● **YOUR TASK**
Select lines where the word "traumatic" appears.
## BEGIN TASK DATA
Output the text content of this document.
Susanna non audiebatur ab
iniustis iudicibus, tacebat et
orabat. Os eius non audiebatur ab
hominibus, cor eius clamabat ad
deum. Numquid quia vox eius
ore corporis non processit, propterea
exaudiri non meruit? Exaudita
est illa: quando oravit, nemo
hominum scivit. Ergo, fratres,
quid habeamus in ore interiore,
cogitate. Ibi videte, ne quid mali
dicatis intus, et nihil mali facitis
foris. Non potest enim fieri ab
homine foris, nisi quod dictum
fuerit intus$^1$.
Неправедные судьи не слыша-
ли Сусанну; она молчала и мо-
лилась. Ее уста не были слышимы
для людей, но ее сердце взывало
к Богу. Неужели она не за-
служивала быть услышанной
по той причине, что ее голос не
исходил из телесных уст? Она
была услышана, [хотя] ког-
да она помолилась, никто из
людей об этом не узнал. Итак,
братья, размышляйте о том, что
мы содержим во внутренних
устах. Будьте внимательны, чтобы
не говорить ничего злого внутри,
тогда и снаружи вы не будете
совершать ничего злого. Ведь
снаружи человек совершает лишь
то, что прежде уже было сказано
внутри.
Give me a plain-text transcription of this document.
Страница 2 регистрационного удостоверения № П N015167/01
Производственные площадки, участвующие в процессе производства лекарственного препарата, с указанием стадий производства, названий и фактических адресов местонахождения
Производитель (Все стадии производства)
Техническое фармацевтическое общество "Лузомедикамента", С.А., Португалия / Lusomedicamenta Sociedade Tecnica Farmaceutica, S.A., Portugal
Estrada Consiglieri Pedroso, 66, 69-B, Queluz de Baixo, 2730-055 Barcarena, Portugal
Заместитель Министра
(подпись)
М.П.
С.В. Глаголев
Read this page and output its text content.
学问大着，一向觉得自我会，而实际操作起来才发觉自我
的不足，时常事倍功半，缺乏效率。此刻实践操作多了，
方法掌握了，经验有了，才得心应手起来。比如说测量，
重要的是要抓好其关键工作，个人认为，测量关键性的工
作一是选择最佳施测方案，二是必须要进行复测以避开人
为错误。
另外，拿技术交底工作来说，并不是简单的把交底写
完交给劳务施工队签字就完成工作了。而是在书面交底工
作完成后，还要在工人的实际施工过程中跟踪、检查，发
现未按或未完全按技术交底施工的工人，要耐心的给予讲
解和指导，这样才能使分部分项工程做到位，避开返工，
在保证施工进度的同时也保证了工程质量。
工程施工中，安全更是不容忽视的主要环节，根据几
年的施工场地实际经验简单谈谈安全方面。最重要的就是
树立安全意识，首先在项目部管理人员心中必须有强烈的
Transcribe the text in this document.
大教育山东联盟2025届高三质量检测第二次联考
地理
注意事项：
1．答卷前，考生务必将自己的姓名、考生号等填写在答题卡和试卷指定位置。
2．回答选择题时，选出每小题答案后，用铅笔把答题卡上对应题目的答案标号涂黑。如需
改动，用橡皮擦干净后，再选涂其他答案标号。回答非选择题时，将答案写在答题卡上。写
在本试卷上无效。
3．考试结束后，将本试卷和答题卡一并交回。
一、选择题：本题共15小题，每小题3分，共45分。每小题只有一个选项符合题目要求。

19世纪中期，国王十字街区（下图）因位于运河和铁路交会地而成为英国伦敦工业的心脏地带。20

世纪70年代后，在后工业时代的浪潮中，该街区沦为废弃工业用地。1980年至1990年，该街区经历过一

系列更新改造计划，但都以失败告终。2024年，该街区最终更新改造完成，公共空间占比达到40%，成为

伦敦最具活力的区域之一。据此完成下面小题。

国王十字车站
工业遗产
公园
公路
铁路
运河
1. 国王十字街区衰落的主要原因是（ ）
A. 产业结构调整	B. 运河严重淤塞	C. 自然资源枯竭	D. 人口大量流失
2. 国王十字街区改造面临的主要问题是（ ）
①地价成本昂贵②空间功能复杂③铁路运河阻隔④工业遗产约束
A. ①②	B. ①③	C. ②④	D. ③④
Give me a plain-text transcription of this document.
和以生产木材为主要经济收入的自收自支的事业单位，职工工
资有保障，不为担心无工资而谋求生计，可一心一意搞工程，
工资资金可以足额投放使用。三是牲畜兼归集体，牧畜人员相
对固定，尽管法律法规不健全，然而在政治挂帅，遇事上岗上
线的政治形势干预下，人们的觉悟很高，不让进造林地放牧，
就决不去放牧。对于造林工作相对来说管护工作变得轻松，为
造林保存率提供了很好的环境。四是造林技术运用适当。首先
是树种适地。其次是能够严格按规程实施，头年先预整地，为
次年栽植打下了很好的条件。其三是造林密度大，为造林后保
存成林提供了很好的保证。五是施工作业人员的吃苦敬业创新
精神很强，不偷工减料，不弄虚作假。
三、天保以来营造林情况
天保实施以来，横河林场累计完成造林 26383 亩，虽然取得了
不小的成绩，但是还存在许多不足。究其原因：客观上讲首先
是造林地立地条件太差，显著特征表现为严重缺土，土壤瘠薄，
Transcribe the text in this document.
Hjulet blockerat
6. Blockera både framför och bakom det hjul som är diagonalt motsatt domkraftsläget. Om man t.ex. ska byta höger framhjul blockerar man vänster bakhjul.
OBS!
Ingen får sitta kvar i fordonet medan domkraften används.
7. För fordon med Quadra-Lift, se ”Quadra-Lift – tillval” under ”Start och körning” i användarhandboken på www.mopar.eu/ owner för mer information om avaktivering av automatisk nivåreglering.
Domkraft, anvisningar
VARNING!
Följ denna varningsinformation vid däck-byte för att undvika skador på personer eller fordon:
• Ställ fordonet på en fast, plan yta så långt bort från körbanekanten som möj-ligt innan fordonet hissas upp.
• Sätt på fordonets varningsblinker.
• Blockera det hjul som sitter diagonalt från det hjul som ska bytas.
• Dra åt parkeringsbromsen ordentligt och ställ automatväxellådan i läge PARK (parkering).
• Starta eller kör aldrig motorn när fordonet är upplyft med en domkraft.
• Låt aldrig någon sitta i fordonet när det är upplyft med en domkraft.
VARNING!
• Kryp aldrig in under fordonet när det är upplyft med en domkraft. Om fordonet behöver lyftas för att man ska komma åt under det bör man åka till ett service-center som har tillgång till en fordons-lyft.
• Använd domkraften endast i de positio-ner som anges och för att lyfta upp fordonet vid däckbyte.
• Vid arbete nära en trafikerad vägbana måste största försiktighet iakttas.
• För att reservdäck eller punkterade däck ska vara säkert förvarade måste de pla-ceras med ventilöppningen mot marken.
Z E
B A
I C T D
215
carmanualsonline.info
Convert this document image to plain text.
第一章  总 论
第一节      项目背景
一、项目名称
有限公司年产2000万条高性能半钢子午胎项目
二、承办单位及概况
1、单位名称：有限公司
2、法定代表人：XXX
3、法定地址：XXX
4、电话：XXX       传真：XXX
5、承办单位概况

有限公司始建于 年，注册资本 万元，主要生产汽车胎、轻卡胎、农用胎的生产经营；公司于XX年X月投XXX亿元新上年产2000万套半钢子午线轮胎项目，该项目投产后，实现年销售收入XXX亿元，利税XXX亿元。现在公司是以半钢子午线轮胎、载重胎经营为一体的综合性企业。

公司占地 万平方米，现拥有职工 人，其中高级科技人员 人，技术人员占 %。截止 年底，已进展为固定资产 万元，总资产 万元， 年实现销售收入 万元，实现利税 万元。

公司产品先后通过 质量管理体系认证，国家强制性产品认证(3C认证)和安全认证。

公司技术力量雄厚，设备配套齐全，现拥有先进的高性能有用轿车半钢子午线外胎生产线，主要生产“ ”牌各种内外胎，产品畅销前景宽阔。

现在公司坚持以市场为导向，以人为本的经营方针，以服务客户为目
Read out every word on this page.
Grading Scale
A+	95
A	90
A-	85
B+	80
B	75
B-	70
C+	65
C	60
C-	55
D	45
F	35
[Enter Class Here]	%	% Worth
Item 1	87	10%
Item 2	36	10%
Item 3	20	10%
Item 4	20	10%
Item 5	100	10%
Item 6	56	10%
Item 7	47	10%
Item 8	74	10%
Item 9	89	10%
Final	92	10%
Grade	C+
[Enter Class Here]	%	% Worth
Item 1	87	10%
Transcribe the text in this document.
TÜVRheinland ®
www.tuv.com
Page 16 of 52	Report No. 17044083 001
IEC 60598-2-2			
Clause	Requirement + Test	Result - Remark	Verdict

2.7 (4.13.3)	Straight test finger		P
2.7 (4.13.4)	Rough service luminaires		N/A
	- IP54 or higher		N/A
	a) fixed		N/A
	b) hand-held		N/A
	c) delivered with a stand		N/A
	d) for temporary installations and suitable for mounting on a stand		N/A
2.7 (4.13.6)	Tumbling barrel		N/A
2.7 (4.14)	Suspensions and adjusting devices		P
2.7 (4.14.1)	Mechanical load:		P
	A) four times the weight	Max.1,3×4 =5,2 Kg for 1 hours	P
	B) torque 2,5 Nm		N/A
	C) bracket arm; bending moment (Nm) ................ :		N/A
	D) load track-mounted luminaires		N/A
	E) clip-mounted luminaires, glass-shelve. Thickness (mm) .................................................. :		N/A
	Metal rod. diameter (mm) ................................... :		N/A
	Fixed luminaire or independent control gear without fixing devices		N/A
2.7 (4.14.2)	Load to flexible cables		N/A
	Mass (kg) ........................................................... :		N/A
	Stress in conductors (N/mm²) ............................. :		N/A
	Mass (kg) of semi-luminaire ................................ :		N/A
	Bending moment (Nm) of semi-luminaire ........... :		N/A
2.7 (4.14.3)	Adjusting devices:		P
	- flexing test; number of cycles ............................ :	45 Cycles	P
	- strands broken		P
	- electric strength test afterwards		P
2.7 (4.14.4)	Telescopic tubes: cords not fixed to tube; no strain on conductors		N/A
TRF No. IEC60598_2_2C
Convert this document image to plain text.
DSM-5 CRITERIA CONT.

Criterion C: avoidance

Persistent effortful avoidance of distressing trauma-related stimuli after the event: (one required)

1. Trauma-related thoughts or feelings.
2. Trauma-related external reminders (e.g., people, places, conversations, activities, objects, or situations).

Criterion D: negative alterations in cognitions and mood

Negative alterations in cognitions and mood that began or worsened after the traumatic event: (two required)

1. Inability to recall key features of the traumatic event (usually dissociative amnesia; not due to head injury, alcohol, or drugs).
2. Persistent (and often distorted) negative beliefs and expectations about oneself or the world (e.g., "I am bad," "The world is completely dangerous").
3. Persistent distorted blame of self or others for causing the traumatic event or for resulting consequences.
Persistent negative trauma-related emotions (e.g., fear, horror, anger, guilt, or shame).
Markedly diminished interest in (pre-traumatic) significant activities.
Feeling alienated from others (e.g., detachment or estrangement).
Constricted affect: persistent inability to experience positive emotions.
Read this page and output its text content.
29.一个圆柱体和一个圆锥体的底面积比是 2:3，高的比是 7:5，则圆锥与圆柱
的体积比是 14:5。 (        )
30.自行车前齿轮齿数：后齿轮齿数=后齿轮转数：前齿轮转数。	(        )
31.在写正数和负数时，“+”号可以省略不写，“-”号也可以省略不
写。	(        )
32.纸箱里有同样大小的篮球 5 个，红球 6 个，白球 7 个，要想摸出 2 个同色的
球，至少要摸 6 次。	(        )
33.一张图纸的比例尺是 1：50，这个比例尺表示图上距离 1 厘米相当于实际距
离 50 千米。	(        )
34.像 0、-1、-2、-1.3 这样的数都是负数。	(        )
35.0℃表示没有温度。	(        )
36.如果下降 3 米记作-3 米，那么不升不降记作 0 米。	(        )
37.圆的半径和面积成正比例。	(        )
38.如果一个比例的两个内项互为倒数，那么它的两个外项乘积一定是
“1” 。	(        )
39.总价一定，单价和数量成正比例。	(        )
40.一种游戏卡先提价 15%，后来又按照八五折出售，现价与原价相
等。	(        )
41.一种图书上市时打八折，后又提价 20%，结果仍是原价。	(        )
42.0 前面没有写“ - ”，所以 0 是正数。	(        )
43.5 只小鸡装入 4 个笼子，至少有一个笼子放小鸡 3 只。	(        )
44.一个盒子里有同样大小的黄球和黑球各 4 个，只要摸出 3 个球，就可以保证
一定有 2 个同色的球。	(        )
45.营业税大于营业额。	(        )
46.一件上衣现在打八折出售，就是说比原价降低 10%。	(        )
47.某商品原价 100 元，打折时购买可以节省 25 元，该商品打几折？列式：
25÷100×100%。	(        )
## END TASK DATA
● **THE RESPONSE**
Negative alterations in cognitions and mood that began or worsened after the traumatic event: (two required)
1. Inability to recall key features of the traumatic event (usually dissociative amnesia; not due to head injury, alcohol, or drugs).
3. Persistent distorted blame of self or others for causing the traumatic event or for resulting consequences.
Markedly diminished interest in (pre-traumatic) significant activities.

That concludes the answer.